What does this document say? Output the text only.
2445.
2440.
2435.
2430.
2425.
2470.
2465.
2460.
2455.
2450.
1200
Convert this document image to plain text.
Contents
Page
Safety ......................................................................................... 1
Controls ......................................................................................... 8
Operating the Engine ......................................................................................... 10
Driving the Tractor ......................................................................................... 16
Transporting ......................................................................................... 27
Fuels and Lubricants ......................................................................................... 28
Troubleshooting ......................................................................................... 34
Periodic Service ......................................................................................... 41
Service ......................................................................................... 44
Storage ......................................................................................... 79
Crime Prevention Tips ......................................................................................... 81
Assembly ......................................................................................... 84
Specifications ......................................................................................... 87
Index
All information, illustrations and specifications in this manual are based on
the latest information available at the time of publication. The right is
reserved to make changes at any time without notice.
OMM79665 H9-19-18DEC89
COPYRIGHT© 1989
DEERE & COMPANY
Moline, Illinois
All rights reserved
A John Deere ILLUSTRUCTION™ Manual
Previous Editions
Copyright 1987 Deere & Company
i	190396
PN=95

******************************

* [AIM OF THE TASK]
Repeat all the entries exactly as given.

* [EXERCISE ANSWER]
What does this document say? Output the text only.
2445.
2440.
2435.
2430.
2425.
2470.
2465.
2460.
2455.
2450.
1200
Convert this document image to plain text.
Contents
Page
Safety ......................................................................................... 1
Controls ......................................................................................... 8
Operating the Engine ......................................................................................... 10
Driving the Tractor ......................................................................................... 16
Transporting ......................................................................................... 27
Fuels and Lubricants ......................................................................................... 28
Troubleshooting ......................................................................................... 34
Periodic Service ......................................................................................... 41
Service ......................................................................................... 44
Storage ......................................................................................... 79
Crime Prevention Tips ......................................................................................... 81
Assembly ......................................................................................... 84
Specifications ......................................................................................... 87
Index
All information, illustrations and specifications in this manual are based on
the latest information available at the time of publication. The right is
reserved to make changes at any time without notice.
OMM79665 H9-19-18DEC89
COPYRIGHT© 1989
DEERE & COMPANY
Moline, Illinois
All rights reserved
A John Deere ILLUSTRUCTION™ Manual
Previous Editions
Copyright 1987 Deere & Company
i	190396
PN=95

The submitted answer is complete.